Determine which lines of the records include the word "icon", and copy them.

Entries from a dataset
════════
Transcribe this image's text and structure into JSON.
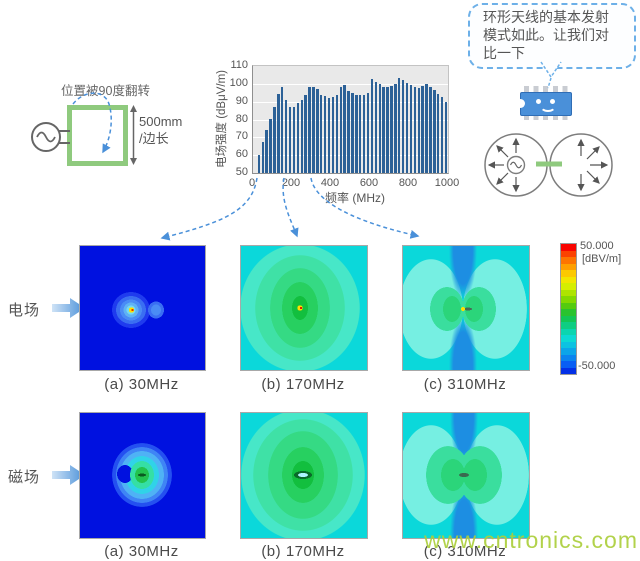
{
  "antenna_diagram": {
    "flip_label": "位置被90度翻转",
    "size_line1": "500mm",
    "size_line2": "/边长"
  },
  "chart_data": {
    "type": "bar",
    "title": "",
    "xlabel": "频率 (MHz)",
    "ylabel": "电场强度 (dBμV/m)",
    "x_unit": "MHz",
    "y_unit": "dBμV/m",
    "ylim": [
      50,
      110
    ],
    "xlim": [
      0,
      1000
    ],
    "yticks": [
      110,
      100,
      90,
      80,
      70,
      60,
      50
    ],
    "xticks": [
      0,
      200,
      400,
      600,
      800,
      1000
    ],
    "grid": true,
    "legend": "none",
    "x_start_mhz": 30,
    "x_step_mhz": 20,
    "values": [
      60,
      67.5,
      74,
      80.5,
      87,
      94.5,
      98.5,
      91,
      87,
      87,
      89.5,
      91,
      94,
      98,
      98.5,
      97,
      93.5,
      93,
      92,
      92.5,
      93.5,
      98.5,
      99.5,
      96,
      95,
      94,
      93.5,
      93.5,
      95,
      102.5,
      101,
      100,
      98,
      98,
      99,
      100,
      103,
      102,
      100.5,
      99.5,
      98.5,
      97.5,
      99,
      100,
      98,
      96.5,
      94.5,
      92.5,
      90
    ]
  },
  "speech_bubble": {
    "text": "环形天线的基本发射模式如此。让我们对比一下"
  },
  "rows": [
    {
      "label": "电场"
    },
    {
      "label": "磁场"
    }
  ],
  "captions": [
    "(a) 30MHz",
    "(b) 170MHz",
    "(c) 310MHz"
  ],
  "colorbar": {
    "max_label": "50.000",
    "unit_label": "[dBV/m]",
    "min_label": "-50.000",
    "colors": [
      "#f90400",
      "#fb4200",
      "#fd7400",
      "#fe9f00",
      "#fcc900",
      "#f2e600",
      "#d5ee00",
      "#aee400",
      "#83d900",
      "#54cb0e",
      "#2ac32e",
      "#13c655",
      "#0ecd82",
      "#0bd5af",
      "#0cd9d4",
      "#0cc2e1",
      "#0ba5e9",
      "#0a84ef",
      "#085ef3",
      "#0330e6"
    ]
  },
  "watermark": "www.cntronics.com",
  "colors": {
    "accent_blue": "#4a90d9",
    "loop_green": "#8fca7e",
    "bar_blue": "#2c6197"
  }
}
════════
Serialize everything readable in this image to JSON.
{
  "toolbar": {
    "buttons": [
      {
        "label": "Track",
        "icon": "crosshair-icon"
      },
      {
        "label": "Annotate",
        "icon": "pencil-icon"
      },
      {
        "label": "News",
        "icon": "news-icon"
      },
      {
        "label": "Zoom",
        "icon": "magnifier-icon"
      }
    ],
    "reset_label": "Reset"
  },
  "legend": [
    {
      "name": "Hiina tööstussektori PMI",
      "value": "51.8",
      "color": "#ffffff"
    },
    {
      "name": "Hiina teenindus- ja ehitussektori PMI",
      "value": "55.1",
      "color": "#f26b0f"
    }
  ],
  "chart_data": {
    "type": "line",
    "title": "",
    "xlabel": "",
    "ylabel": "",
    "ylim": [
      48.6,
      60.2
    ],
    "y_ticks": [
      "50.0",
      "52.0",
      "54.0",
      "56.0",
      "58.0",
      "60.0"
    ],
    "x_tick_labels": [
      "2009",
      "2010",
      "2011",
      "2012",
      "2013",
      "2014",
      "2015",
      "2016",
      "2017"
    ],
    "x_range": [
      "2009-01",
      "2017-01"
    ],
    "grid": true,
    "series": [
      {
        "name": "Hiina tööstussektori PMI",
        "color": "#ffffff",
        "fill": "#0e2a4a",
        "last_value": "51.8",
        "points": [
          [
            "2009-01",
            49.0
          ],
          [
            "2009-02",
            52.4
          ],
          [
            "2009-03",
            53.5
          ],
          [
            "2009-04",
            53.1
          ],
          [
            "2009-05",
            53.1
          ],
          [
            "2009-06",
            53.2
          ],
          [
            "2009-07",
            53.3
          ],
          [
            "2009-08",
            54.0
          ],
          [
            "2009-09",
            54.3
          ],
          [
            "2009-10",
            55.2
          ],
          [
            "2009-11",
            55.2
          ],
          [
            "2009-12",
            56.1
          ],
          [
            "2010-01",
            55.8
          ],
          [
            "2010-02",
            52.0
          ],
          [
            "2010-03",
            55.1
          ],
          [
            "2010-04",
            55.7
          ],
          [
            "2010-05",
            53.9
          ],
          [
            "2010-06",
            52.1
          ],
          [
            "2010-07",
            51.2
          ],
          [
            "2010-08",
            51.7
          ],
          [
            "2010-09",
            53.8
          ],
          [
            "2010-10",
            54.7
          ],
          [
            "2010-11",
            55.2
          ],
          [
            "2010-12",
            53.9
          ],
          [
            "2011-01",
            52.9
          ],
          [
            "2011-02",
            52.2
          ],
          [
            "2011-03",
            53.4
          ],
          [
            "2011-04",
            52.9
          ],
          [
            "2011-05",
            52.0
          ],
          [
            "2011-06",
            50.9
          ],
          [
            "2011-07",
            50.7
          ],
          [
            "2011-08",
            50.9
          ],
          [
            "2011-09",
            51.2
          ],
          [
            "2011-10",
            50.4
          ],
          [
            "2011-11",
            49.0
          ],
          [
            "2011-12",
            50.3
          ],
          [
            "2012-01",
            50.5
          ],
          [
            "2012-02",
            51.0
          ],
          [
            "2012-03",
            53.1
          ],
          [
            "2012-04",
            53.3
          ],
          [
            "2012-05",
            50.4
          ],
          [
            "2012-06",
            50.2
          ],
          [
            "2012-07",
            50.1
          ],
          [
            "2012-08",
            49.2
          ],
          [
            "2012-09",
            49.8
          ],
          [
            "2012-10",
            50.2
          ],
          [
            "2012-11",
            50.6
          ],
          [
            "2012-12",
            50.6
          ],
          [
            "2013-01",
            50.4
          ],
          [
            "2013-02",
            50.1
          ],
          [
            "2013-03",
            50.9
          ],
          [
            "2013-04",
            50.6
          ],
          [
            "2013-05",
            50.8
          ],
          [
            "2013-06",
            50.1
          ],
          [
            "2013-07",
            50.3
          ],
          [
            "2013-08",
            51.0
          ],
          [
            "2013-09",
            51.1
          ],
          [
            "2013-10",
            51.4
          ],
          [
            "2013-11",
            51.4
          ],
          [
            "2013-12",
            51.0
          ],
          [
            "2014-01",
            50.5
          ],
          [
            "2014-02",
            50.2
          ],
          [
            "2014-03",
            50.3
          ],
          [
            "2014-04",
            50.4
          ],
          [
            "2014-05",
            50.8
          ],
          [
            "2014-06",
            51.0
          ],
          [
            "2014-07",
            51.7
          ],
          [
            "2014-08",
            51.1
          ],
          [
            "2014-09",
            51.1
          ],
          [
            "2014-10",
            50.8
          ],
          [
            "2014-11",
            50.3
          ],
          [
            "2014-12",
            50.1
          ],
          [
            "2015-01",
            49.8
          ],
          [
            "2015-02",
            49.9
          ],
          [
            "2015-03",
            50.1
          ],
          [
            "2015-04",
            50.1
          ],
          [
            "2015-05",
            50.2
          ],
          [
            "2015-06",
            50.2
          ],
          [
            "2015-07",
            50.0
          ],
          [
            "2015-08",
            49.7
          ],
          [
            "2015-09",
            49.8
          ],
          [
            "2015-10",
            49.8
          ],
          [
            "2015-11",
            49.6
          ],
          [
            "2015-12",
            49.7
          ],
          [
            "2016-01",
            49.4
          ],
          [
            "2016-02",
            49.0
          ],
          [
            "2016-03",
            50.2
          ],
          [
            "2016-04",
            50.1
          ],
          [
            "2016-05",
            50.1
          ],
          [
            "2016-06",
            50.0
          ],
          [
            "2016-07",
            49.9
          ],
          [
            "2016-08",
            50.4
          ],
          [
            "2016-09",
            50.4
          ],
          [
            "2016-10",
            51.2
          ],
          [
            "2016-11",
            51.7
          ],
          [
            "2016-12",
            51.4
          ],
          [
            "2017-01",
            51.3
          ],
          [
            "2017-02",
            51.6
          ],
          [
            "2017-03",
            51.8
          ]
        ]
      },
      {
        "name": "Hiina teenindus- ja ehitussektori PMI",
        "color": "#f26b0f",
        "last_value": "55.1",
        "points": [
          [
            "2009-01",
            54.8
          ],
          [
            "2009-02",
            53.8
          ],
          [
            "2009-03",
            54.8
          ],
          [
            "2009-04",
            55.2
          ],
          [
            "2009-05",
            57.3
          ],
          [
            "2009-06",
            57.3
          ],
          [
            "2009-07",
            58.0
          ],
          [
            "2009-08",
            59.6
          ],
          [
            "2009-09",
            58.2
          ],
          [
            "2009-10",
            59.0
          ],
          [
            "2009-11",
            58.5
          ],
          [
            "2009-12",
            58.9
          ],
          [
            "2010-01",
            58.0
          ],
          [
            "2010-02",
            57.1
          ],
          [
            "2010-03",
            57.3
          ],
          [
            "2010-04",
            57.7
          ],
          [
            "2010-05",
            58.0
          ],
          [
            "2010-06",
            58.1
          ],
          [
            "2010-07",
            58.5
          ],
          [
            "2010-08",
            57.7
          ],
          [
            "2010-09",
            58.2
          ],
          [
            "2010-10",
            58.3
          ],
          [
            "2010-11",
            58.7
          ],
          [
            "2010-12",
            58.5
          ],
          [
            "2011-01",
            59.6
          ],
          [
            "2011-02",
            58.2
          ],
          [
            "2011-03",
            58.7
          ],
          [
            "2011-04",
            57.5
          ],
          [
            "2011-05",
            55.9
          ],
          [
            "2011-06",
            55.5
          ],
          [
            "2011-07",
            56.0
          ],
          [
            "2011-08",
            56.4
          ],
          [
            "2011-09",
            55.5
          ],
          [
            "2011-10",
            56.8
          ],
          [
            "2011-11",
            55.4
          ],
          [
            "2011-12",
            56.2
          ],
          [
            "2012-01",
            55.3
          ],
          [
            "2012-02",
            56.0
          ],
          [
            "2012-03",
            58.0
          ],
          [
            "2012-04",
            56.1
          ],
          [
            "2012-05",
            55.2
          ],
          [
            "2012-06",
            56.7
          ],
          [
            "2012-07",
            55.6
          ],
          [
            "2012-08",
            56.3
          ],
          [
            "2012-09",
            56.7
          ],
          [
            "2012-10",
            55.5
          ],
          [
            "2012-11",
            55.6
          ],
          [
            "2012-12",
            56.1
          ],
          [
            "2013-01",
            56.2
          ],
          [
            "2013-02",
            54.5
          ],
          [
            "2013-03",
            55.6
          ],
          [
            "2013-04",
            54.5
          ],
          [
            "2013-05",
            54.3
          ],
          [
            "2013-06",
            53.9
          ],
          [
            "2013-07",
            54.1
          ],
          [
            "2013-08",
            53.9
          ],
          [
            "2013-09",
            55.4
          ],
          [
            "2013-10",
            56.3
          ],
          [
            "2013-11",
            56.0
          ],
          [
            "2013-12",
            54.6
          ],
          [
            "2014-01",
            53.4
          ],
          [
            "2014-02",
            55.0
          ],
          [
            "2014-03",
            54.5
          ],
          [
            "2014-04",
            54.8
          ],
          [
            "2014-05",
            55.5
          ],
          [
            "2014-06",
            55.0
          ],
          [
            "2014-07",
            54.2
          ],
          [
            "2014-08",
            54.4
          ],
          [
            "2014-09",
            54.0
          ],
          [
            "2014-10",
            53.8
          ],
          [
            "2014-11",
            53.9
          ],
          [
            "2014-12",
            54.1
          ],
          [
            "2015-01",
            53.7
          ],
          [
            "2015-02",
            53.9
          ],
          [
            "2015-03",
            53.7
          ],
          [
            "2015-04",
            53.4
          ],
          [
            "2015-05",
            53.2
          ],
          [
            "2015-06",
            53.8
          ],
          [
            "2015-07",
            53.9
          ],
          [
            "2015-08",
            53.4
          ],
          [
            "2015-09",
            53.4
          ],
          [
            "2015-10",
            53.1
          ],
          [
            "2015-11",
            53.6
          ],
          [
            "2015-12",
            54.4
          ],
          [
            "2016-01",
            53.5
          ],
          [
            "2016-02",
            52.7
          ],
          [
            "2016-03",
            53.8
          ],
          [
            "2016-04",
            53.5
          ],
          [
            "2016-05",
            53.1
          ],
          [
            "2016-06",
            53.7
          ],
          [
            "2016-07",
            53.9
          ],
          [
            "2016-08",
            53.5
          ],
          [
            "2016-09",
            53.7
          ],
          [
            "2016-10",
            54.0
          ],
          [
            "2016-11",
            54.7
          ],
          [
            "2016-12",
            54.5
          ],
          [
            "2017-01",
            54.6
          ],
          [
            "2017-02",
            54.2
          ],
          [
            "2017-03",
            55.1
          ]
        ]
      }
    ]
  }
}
════════
» **Result of this exercise**:
        "icon": "crosshair-icon"
        "icon": "pencil-icon"
        "icon": "news-icon"
        "icon": "magnifier-icon"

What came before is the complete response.